# [WHAT IS NEEDED]
Without including the pictures, copy out every line below.
* Begin INPUT ROWS *
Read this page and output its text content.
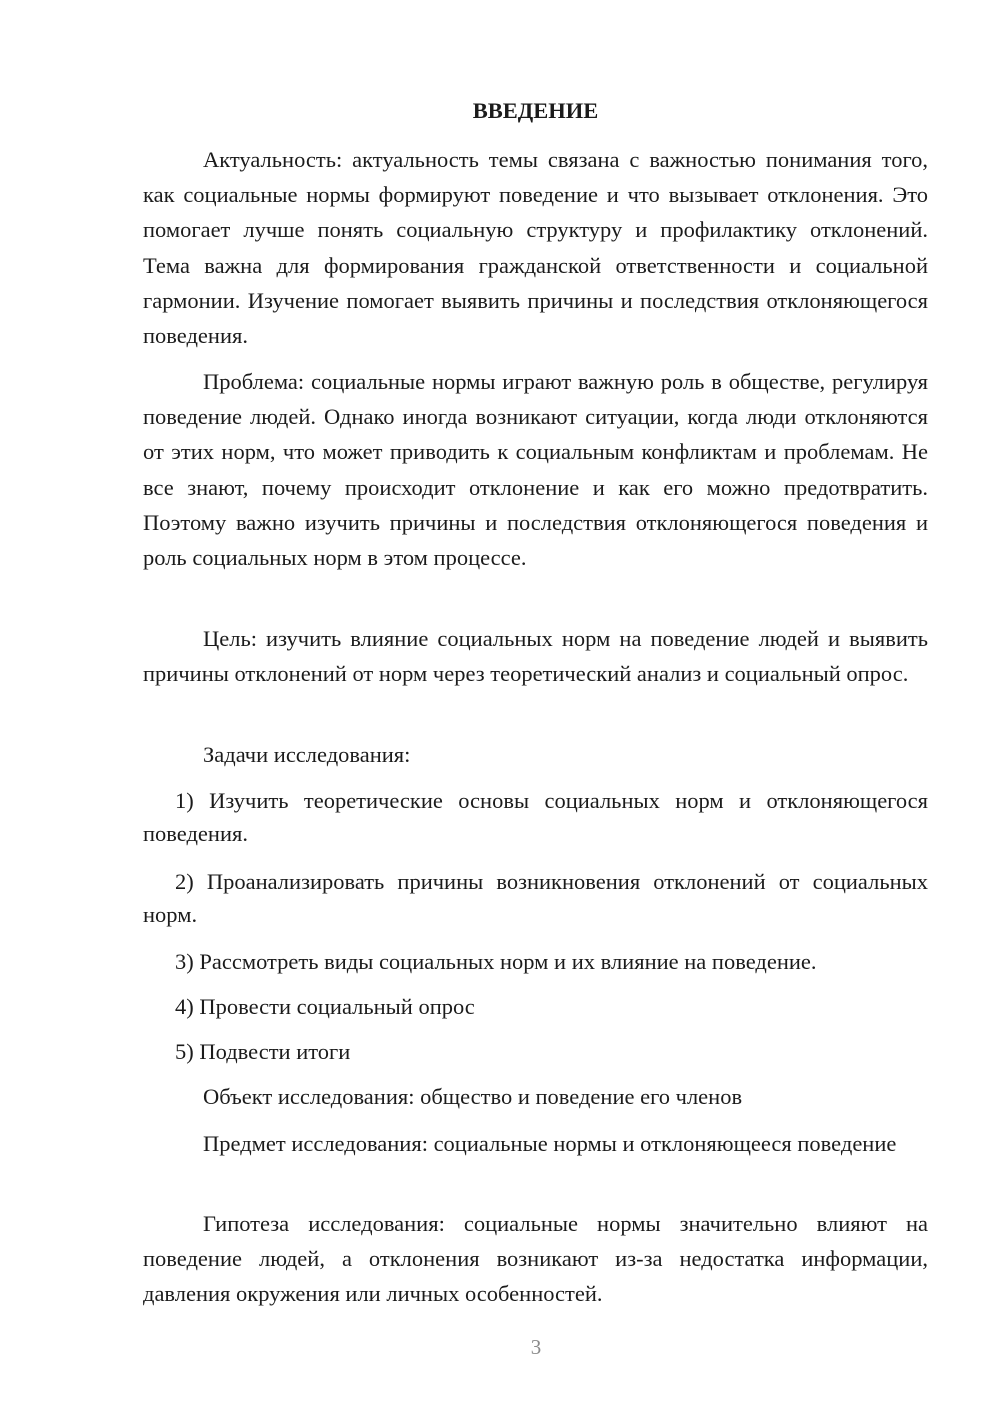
ВВЕДЕНИЕ

Актуальность: актуальность темы связана с важностью понимания того, как социальные нормы формируют поведение и что вызывает отклонения. Это помогает лучше понять социальную структуру и профилактику отклонений. Тема важна для формирования гражданской ответственности и социальной гармонии. Изучение помогает выявить причины и последствия отклоняющегося поведения.

Проблема: социальные нормы играют важную роль в обществе, регулируя поведение людей. Однако иногда возникают ситуации, когда люди отклоняются от этих норм, что может приводить к социальным конфликтам и проблемам. Не все знают, почему происходит отклонение и как его можно предотвратить. Поэтому важно изучить причины и последствия отклоняющегося поведения и роль социальных норм в этом процессе.

Цель: изучить влияние социальных норм на поведение людей и выявить причины отклонений от норм через теоретический анализ и социальный опрос.

Задачи исследования:

1) Изучить теоретические основы социальных норм и отклоняющегося поведения.

2) Проанализировать причины возникновения отклонений от социальных норм.

3) Рассмотреть виды социальных норм и их влияние на поведение.
4) Провести социальный опрос
5) Подвести итоги
Объект исследования: общество и поведение его членов

Предмет исследования: социальные нормы и отклоняющееся поведение

Гипотеза исследования: социальные нормы значительно влияют на поведение людей, а отклонения возникают из-за недостатка информации, давления окружения или личных особенностей.

3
* End INPUT ROWS *
# [RESULT OF THE TASK]
Read this page and output its text content.
ВВЕДЕНИЕ

Актуальность: актуальность темы связана с важностью понимания того, как социальные нормы формируют поведение и что вызывает отклонения. Это помогает лучше понять социальную структуру и профилактику отклонений. Тема важна для формирования гражданской ответственности и социальной гармонии. Изучение помогает выявить причины и последствия отклоняющегося поведения.

Проблема: социальные нормы играют важную роль в обществе, регулируя поведение людей. Однако иногда возникают ситуации, когда люди отклоняются от этих норм, что может приводить к социальным конфликтам и проблемам. Не все знают, почему происходит отклонение и как его можно предотвратить. Поэтому важно изучить причины и последствия отклоняющегося поведения и роль социальных норм в этом процессе.

Цель: изучить влияние социальных норм на поведение людей и выявить причины отклонений от норм через теоретический анализ и социальный опрос.

Задачи исследования:

1) Изучить теоретические основы социальных норм и отклоняющегося поведения.

2) Проанализировать причины возникновения отклонений от социальных норм.

3) Рассмотреть виды социальных норм и их влияние на поведение.
4) Провести социальный опрос
5) Подвести итоги
Объект исследования: общество и поведение его членов

Предмет исследования: социальные нормы и отклоняющееся поведение

Гипотеза исследования: социальные нормы значительно влияют на поведение людей, а отклонения возникают из-за недостатка информации, давления окружения или личных особенностей.

3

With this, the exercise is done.